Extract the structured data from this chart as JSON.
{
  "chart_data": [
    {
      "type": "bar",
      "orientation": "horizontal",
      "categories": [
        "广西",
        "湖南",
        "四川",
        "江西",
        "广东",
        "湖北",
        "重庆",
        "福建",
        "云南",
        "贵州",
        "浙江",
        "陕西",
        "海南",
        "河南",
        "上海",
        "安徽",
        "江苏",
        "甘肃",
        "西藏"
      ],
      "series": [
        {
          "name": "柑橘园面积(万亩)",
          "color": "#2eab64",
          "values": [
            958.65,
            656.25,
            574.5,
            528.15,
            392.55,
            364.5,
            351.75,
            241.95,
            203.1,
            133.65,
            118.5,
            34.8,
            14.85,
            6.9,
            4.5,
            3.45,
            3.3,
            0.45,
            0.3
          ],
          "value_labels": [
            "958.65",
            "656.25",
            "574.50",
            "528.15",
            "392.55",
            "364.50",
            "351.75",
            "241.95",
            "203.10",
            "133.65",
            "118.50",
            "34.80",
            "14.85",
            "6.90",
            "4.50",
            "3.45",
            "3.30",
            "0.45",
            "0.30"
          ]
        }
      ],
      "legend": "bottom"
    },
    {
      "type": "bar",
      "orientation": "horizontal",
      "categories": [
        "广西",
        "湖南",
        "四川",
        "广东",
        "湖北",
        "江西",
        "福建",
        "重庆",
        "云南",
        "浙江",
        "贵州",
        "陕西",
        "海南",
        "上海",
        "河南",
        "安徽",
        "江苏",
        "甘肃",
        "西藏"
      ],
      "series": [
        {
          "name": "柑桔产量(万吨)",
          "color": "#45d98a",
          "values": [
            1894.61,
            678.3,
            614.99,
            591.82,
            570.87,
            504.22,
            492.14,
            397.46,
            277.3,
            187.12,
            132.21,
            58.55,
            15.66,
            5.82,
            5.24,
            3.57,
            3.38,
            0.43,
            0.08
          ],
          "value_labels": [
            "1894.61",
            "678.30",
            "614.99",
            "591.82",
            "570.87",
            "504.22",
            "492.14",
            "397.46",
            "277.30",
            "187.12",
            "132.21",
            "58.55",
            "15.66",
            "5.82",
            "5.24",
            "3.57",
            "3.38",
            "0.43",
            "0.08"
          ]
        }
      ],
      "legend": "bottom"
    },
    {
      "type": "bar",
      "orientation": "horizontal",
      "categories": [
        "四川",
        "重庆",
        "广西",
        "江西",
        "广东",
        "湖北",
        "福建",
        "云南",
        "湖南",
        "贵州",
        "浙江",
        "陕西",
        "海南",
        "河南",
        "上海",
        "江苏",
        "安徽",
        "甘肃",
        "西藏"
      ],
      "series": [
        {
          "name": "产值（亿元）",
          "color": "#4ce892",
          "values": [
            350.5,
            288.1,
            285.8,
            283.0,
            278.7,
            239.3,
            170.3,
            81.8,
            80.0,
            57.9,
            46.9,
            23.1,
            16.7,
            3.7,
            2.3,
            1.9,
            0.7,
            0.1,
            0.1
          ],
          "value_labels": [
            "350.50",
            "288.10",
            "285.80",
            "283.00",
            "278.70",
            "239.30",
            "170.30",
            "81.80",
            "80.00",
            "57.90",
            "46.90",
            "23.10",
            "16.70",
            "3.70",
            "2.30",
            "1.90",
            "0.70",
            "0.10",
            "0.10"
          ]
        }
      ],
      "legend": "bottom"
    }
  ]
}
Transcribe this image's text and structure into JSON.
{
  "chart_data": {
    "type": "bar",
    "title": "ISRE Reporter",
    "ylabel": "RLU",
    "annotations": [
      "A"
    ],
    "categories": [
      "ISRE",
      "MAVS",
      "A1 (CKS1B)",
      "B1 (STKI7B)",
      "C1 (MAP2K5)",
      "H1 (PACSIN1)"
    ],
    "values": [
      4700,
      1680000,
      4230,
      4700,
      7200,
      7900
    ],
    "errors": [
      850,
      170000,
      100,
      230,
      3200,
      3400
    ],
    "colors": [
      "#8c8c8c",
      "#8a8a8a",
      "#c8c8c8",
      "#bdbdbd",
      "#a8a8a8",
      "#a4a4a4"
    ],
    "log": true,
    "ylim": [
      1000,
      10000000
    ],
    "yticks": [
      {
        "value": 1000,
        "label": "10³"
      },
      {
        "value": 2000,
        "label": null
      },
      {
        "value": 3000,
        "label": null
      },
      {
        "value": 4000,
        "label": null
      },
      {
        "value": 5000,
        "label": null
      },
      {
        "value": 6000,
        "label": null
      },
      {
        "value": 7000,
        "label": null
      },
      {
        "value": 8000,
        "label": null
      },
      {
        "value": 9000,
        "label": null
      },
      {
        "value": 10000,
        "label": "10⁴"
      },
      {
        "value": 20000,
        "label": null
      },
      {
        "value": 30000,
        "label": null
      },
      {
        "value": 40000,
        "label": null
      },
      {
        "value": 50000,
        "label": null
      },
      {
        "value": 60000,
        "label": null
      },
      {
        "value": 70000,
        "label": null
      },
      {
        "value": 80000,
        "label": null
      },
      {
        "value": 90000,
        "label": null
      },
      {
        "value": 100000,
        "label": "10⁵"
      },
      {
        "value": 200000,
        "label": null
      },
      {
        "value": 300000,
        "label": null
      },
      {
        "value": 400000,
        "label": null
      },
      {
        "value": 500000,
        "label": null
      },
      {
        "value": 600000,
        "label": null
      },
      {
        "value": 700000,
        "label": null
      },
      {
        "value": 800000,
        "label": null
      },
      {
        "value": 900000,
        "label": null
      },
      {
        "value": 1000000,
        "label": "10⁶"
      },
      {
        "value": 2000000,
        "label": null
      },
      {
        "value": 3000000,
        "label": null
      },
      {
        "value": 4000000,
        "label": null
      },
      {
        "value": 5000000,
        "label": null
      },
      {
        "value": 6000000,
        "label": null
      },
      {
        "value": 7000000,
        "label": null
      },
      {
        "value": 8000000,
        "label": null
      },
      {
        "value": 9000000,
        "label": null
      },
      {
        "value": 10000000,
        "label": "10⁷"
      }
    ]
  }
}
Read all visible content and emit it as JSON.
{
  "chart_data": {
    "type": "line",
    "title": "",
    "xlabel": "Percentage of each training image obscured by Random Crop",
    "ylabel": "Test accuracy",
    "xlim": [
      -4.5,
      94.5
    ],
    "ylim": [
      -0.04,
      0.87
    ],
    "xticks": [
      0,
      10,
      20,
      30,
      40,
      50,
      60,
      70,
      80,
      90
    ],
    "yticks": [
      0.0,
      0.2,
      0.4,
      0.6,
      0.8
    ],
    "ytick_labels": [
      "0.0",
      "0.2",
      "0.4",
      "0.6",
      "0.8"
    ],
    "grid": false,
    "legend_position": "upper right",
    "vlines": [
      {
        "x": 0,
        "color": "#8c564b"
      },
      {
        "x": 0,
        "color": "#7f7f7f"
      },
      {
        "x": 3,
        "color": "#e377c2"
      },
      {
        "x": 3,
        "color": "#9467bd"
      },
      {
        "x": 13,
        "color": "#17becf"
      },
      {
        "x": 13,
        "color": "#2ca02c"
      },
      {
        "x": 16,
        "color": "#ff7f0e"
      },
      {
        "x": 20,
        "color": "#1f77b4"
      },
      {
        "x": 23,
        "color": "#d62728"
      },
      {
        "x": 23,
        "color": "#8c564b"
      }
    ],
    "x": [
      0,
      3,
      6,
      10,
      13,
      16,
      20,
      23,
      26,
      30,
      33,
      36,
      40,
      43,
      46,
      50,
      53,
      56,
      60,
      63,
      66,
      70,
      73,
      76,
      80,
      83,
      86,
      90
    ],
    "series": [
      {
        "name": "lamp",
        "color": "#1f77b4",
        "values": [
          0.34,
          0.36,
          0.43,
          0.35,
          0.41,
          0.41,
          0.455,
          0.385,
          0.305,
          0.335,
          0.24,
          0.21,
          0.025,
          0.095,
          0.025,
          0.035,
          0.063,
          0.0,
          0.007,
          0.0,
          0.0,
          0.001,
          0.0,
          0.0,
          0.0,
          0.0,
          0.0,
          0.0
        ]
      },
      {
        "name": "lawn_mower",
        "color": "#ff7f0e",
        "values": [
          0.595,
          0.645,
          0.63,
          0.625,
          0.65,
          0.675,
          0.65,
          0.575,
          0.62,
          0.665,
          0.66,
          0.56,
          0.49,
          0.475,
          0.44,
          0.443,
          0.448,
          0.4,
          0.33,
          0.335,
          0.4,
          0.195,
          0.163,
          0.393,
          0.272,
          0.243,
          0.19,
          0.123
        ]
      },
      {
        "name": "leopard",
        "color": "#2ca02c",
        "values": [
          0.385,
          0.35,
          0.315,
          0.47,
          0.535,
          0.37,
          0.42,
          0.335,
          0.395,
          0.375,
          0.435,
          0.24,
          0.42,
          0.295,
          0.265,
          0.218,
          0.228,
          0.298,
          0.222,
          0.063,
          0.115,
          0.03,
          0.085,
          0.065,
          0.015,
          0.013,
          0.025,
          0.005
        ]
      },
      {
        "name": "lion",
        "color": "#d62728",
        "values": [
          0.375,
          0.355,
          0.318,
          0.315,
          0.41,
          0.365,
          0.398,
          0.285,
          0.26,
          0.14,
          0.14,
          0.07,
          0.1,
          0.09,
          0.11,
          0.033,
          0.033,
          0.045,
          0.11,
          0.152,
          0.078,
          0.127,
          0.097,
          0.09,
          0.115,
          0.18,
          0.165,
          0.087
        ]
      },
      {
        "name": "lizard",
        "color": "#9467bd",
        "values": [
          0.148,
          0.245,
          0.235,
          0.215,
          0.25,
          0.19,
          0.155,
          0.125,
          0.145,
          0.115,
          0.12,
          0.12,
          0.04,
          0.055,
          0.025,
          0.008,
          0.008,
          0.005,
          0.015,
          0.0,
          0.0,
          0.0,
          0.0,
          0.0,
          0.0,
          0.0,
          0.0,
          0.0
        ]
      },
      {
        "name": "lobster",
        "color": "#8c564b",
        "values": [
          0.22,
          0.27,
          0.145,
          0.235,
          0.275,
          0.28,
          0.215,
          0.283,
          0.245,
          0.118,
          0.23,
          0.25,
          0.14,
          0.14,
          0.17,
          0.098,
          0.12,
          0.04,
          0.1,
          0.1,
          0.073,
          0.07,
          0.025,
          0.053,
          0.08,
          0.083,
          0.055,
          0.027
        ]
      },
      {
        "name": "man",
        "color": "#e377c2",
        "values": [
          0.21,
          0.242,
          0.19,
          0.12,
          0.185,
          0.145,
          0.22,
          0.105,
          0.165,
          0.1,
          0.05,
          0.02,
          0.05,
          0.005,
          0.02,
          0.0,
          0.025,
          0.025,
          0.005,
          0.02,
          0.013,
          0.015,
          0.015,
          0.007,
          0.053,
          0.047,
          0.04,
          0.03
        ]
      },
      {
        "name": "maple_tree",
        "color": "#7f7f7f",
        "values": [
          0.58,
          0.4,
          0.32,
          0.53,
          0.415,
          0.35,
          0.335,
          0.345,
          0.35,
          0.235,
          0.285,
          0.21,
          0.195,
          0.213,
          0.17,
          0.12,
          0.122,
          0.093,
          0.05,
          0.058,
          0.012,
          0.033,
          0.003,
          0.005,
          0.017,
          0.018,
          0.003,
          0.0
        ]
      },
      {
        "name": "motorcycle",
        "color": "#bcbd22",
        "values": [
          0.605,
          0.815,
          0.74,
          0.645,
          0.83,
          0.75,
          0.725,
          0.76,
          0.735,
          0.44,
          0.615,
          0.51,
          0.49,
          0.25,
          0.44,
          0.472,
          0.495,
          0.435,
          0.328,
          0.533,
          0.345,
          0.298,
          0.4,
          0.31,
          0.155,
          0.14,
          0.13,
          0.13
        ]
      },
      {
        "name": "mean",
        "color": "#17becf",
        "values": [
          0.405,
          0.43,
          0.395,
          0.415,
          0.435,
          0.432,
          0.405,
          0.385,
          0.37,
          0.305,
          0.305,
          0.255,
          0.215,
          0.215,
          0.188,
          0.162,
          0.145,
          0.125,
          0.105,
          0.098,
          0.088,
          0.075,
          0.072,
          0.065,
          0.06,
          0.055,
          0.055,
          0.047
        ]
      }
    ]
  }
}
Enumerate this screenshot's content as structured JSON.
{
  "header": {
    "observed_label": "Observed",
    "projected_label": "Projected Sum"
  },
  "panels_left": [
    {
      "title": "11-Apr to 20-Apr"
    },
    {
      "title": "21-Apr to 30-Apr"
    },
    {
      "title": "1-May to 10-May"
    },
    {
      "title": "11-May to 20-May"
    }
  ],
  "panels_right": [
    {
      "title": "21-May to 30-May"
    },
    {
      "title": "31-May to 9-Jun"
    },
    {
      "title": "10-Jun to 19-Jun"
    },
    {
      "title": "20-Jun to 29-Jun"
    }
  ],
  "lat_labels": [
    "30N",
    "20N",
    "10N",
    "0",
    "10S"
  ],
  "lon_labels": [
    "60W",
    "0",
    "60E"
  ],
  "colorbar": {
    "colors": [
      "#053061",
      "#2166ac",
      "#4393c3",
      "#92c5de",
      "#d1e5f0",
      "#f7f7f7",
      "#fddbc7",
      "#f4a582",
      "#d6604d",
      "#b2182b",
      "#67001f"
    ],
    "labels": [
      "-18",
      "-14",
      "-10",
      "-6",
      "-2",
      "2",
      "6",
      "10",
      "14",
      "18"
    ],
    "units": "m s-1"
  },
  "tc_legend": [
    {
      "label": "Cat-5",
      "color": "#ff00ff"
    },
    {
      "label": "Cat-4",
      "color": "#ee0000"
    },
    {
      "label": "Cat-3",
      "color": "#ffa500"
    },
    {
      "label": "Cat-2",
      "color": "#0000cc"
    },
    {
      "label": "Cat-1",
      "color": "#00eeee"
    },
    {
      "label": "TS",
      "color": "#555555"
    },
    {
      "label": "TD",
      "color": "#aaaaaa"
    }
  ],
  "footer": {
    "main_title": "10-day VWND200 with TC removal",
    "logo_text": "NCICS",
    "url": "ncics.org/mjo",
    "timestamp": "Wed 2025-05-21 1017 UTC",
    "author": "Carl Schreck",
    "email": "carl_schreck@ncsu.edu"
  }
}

━━━━━━━━━━━━━━━━

* REQUIREMENT *
Check each line of the records above for "this", and copy those that have it.

* RESULT OF THE TASK *
Extract the structured data from this chart as JSON.
Transcribe this image's text and structure into JSON.
Enumerate this screenshot's content as structured JSON.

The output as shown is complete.